--- The task ---
Select the lines that hold the word "mother" and copy each one.

--- Task inputs ---
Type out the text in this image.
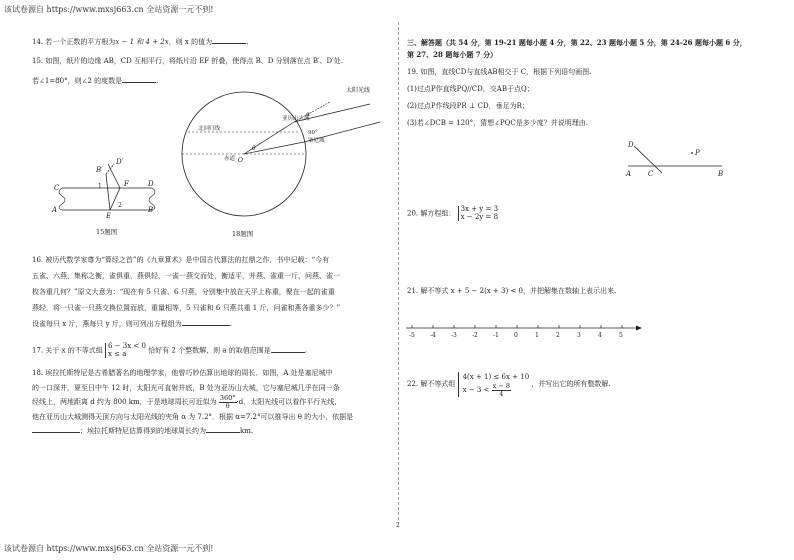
该试卷源自 https://www.mxsj663.cn 全站资源一元不到!
该试卷源自 https://www.mxsj663.cn 全站资源一元不到!
2
14. 若一个正数的平方根为x − 1 和 4 + 2x，则 x 的值为	.
15. 如图，纸片的边缘 AB，CD 互相平行，将纸片沿 EF 折叠，使得点 B、D 分别落在点 B′、D′处.
若∠1=80°，则∠2 的度数是	.
B′
D′
C	1	F	D
A
E
2
B
15题图
太阳光线
亚历山大城
北回归线
赤道
θ
O
α
塞尼城
90°
18题图
16. 被历代数学家尊为“算经之首”的《九章算术》是中国古代算法的扛鼎之作．书中记载：“今有
五雀、六燕，集称之衡，雀俱重，燕俱轻，一雀一燕交而处，衡适平，并燕、雀重一斤，问燕、雀一
枚各重几何？”原文大意为：“现在有 5 只雀、6 只燕，分别集中放在天平上称重，聚在一起的雀重
燕轻．将一只雀一只燕交换位置而放，重量相等，5 只雀和 6 只燕共重 1 斤，问雀和燕各重多少？”
设雀每只 x 斤，燕每只 y 斤，则可列出方程组为	.
17. 关于 x 的不等式组
6 − 3x < 0
x ≤ a	恰好有 2 个整数解，则 a 的取值范围是	.
18. 埃拉托斯特尼是古希腊著名的地理学家，他曾巧妙估算出地球的周长．如图，A 处是塞尼城中
的一口深井，夏至日中午 12 时，太阳光可直射井底，B 处为亚历山大城，它与塞尼城几乎在同一条
经线上，两地距离 d 约为 800 km，于是地球周长可近似为 $\frac{360^\circ}{\theta} \cdot d$．太阳光线可以看作平行光线，
他在亚历山大城测得天顶方向与太阳光线的夹角 α 为 7.2°．根据 α=7.2°可以推导出 θ 的大小，依据是
；埃拉托斯特尼估算得到的地球周长约为	km.
三、解答题（共 54 分，第 19-21 题每小题 4 分，第 22、23 题每小题 5 分，第 24-26 题每小题 6 分，
第 27、28 题每小题 7 分）
19. 如图，直线CD与直线AB相交于 C，根据下列语句画图.
(1)过点P作直线PQ//CD，交AB于点Q；
(2)过点P作线段PR ⊥ CD，垂足为R；
(3)若∠DCB = 120°，猜想∠PQC是多少度？并说明理由.
D
P
A C	B
20. 解方程组：
3x + y = 3
x − 2y = 8
21. 解不等式 x + 5 − 2(x + 3) < 0，并把解集在数轴上表示出来.
-5	-4	-3	-2	-1	0	1	2	3	4	5
22. 解不等式组
4(x + 1) ≤ 6x + 10
$x - 3 < \frac{x - 8}{4}$	，并写出它的所有整数解.
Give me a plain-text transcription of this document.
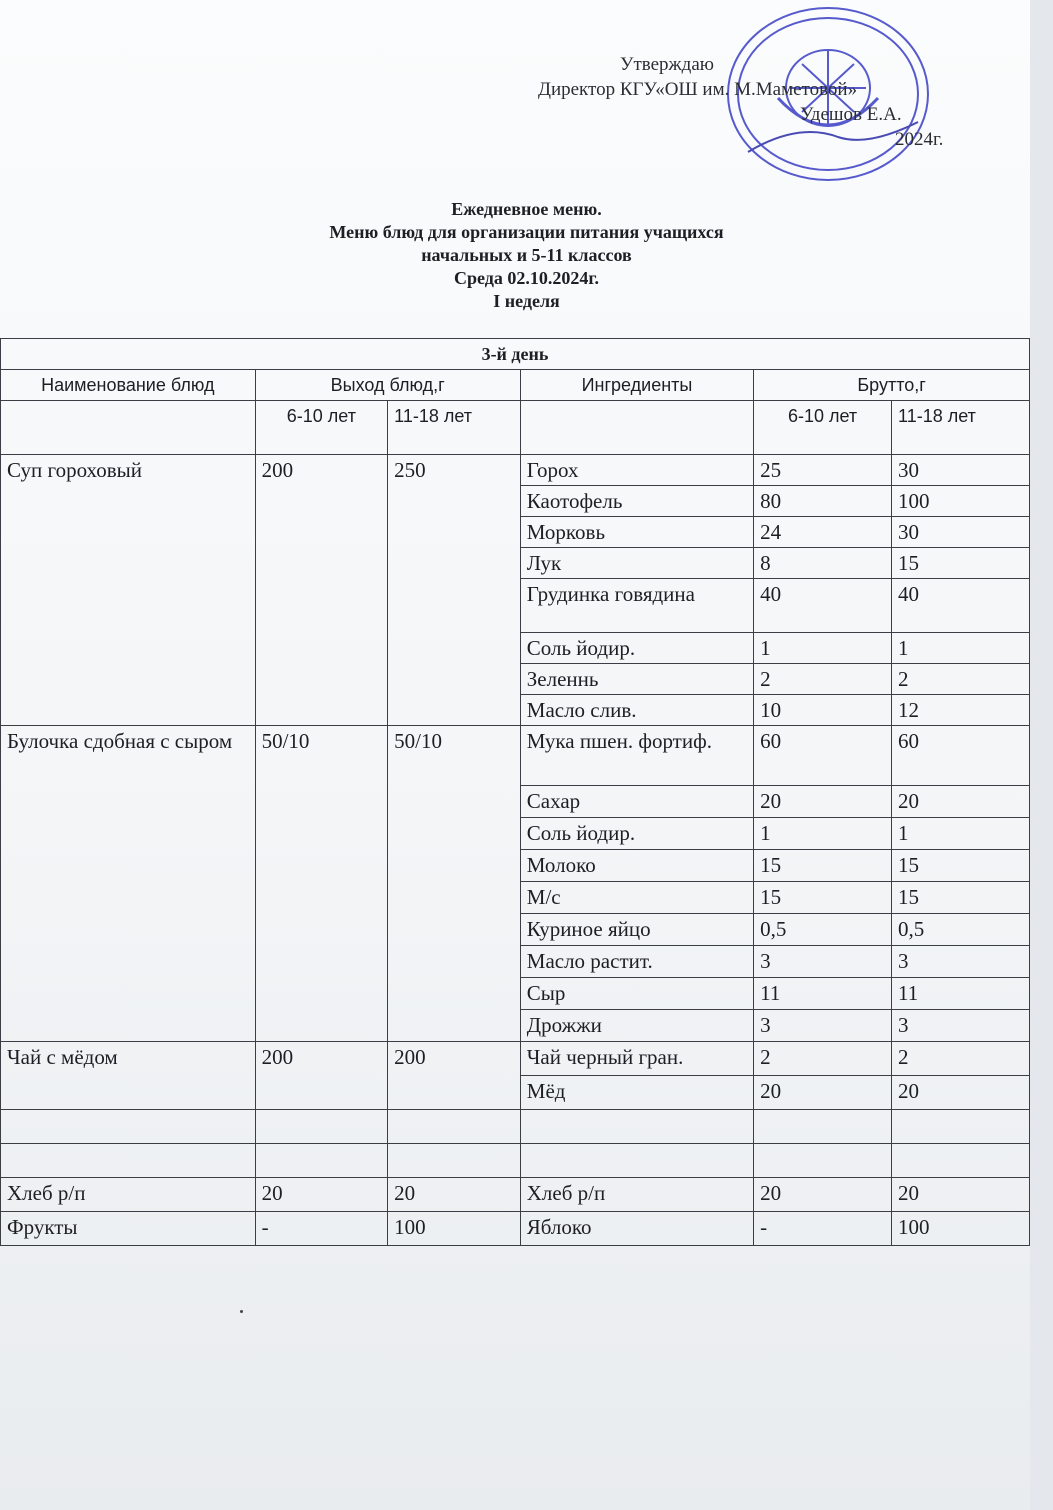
Утверждаю
Директор КГУ«ОШ им. М.Маметовой»
Удешов Е.А.
2024г.
Ежедневное меню.
Меню блюд для организации питания учащихся
начальных и 5-11 классов
Среда 02.10.2024г.
I неделя
3-й день					
Наименование блюд	Выход блюд,г		Ингредиенты	Брутто,г	
	6-10 лет	11-18 лет		6-10 лет	11-18 лет
Суп гороховый	200	250	Горох	25	30
			Каотофель	80	100
			Морковь	24	30
			Лук	8	15
			Грудинка говядина	40	40
			Соль йодир.	1	1
			Зеленнь	2	2
			Масло слив.	10	12
Булочка сдобная с сыром	50/10	50/10	Мука пшен. фортиф.	60	60
			Сахар	20	20
			Соль йодир.	1	1
			Молоко	15	15
			М/с	15	15
			Куриное яйцо	0,5	0,5
			Масло растит.	3	3
			Сыр	11	11
			Дрожжи	3	3
Чай с мёдом	200	200	Чай черный гран.	2	2
			Мёд	20	20

Хлеб р/п	20	20	Хлеб р/п	20	20
Фрукты	-	100	Яблоко	-	100
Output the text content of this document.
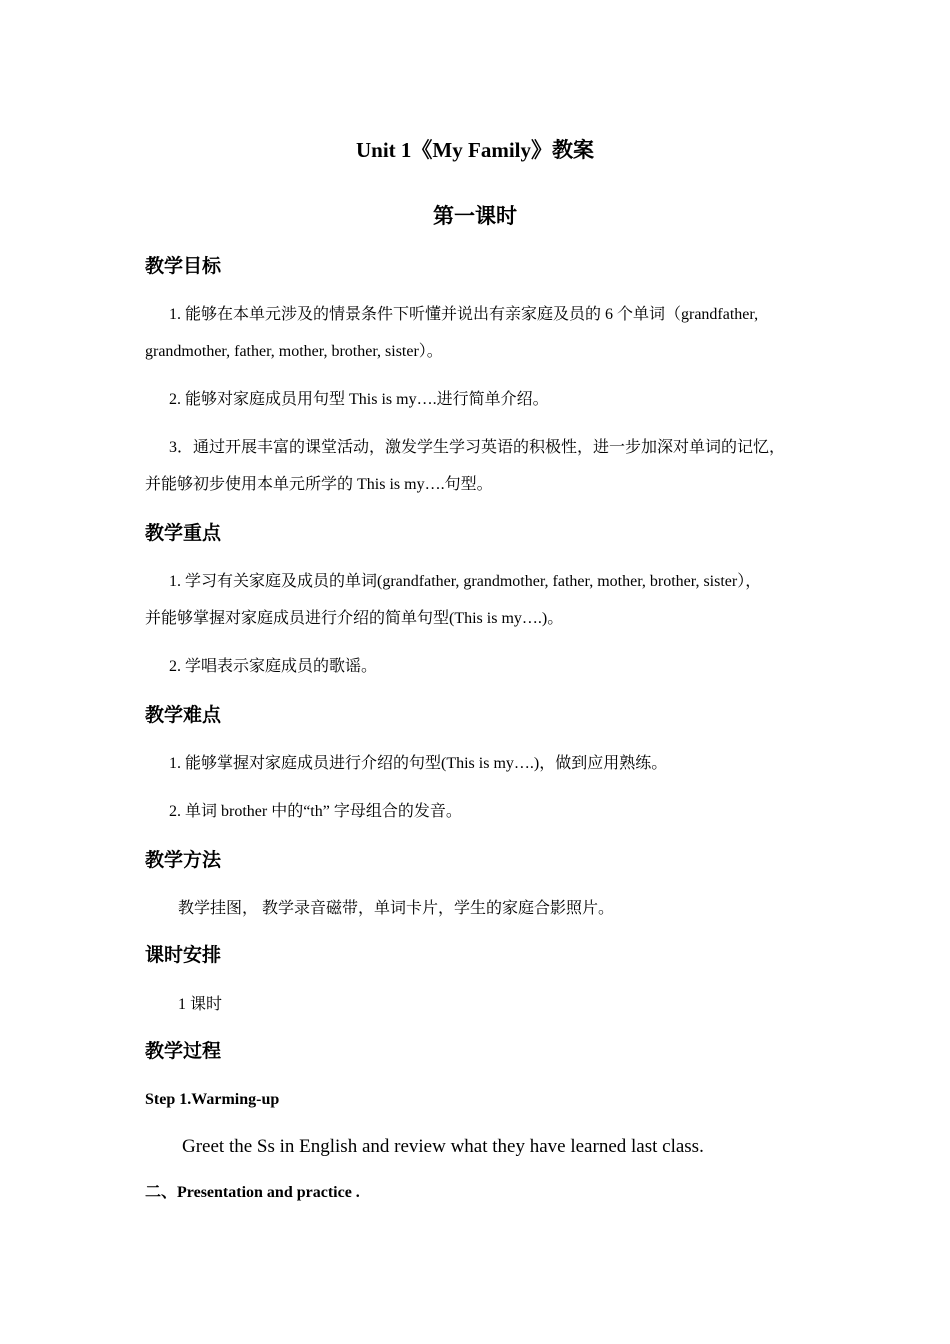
Unit 1《My Family》教案
第一课时
教学目标
1. 能够在本单元涉及的情景条件下听懂并说出有亲家庭及员的 6 个单词（grandfather,
grandmother, father, mother, brother, sister）。
2. 能够对家庭成员用句型 This is my….进行简单介绍。
3．通过开展丰富的课堂活动，激发学生学习英语的积极性，进一步加深对单词的记忆，
并能够初步使用本单元所学的 This is my….句型。
教学重点
1. 学习有关家庭及成员的单词(grandfather, grandmother, father, mother, brother, sister），
并能够掌握对家庭成员进行介绍的简单句型(This is my….)。
2. 学唱表示家庭成员的歌谣。
教学难点
1. 能够掌握对家庭成员进行介绍的句型(This is my….)，做到应用熟练。
2. 单词 brother 中的“th” 字母组合的发音。
教学方法
教学挂图， 教学录音磁带，单词卡片，学生的家庭合影照片。
课时安排
1 课时
教学过程
Step 1.Warming-up
Greet the Ss in English and review what they have learned last class.
二、Presentation and practice .
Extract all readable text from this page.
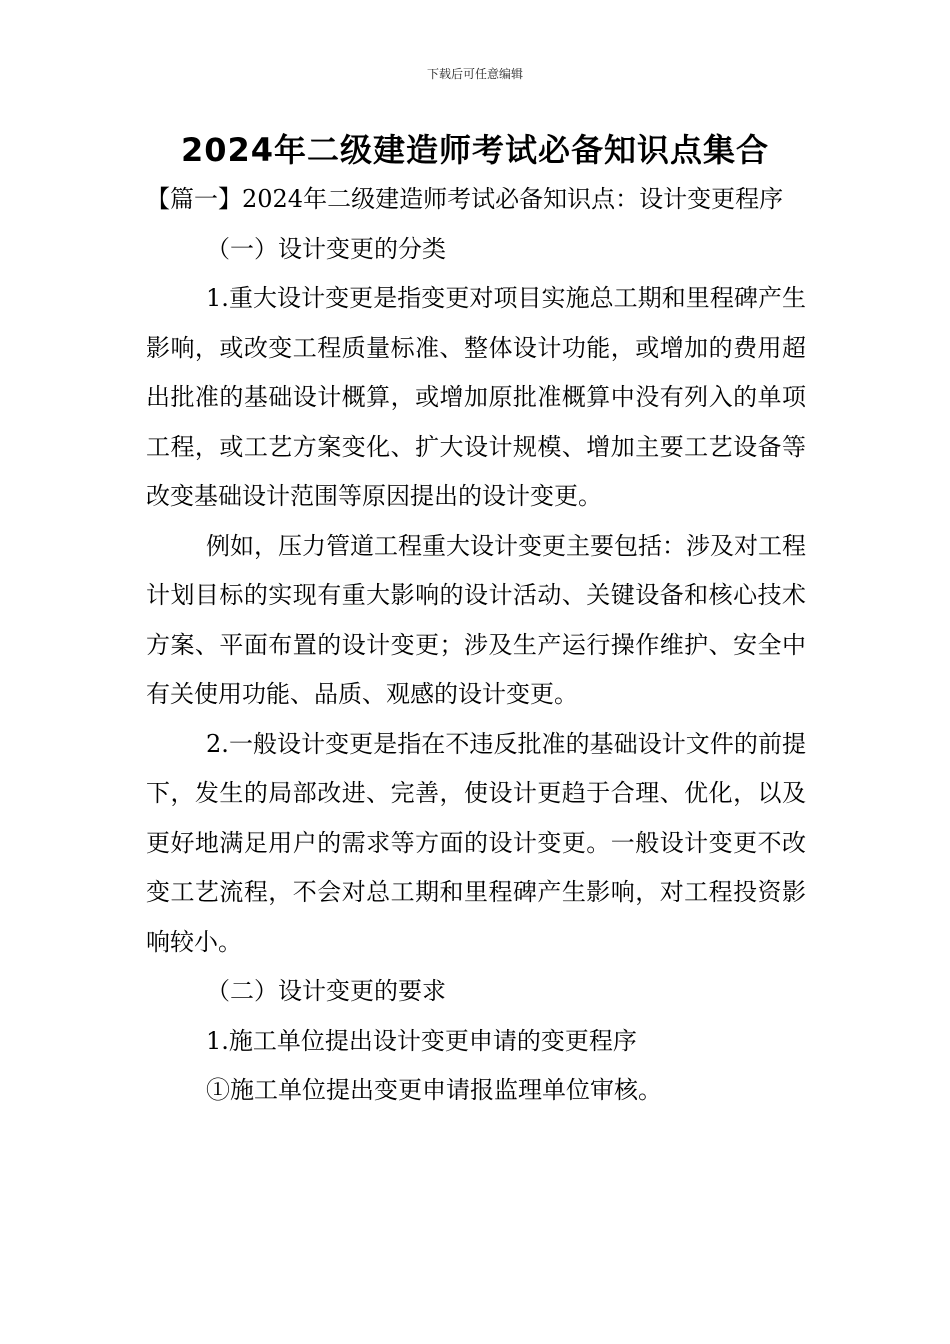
下载后可任意编辑
2024年二级建造师考试必备知识点集合

【篇一】2024年二级建造师考试必备知识点：设计变更程序

（一）设计变更的分类

1.重大设计变更是指变更对项目实施总工期和里程碑产生影响，或改变工程质量标准、整体设计功能，或增加的费用超出批准的基础设计概算，或增加原批准概算中没有列入的单项工程，或工艺方案变化、扩大设计规模、增加主要工艺设备等改变基础设计范围等原因提出的设计变更。

例如，压力管道工程重大设计变更主要包括：涉及对工程计划目标的实现有重大影响的设计活动、关键设备和核心技术方案、平面布置的设计变更；涉及生产运行操作维护、安全中有关使用功能、品质、观感的设计变更。

2.一般设计变更是指在不违反批准的基础设计文件的前提下，发生的局部改进、完善，使设计更趋于合理、优化，以及更好地满足用户的需求等方面的设计变更。一般设计变更不改变工艺流程，不会对总工期和里程碑产生影响，对工程投资影响较小。

（二）设计变更的要求

1.施工单位提出设计变更申请的变更程序

①施工单位提出变更申请报监理单位审核。
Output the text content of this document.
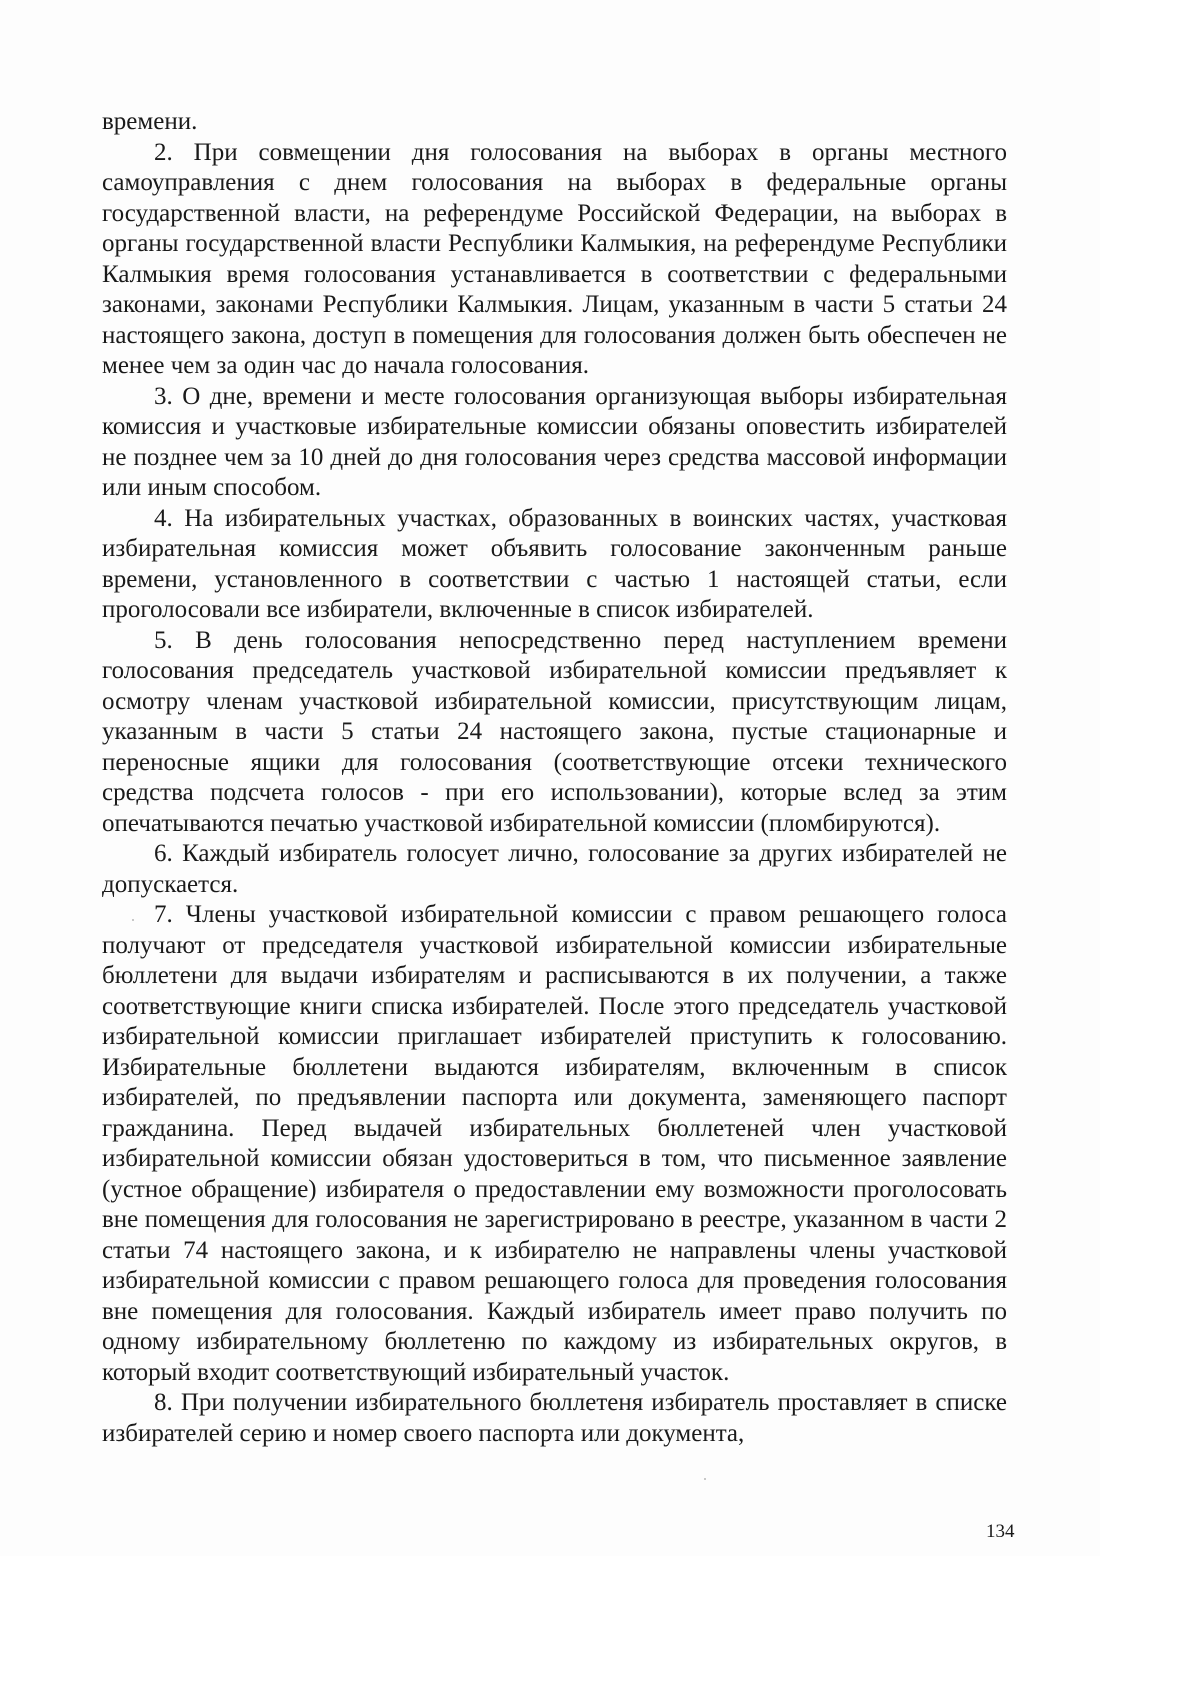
времени.

2. При совмещении дня голосования на выборах в органы местного самоуправления с днем голосования на выборах в федеральные органы государственной власти, на референдуме Российской Федерации, на выборах в органы государственной власти Республики Калмыкия, на референдуме Республики Калмыкия время голосования устанавливается в соответствии с федеральными законами, законами Республики Калмыкия. Лицам, указанным в части 5 статьи 24 настоящего закона, доступ в помещения для голосования должен быть обеспечен не менее чем за один час до начала голосования.

3. О дне, времени и месте голосования организующая выборы избирательная комиссия и участковые избирательные комиссии обязаны оповестить избирателей не позднее чем за 10 дней до дня голосования через средства массовой информации или иным способом.

4. На избирательных участках, образованных в воинских частях, участковая избирательная комиссия может объявить голосование законченным раньше времени, установленного в соответствии с частью 1 настоящей статьи, если проголосовали все избиратели, включенные в список избирателей.

5. В день голосования непосредственно перед наступлением времени голосования председатель участковой избирательной комиссии предъявляет к осмотру членам участковой избирательной комиссии, присутствующим лицам, указанным в части 5 статьи 24 настоящего закона, пустые стационарные и переносные ящики для голосования (соответствующие отсеки технического средства подсчета голосов - при его использовании), которые вслед за этим опечатываются печатью участковой избирательной комиссии (пломбируются).

6. Каждый избиратель голосует лично, голосование за других избирателей не допускается.

7. Члены участковой избирательной комиссии с правом решающего голоса получают от председателя участковой избирательной комиссии избирательные бюллетени для выдачи избирателям и расписываются в их получении, а также соответствующие книги списка избирателей. После этого председатель участковой избирательной комиссии приглашает избирателей приступить к голосованию. Избирательные бюллетени выдаются избирателям, включенным в список избирателей, по предъявлении паспорта или документа, заменяющего паспорт гражданина. Перед выдачей избирательных бюллетеней член участковой избирательной комиссии обязан удостовериться в том, что письменное заявление (устное обращение) избирателя о предоставлении ему возможности проголосовать вне помещения для голосования не зарегистрировано в реестре, указанном в части 2 статьи 74 настоящего закона, и к избирателю не направлены члены участковой избирательной комиссии с правом решающего голоса для проведения голосования вне помещения для голосования. Каждый избиратель имеет право получить по одному избирательному бюллетеню по каждому из избирательных округов, в который входит соответствующий избирательный участок.

8. При получении избирательного бюллетеня избиратель проставляет в списке избирателей серию и номер своего паспорта или документа,

134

--- Result ---
grandmother, father, mother, brother, sister）。
1. 学习有关家庭及成员的单词(grandfather, grandmother, father, mother, brother, sister），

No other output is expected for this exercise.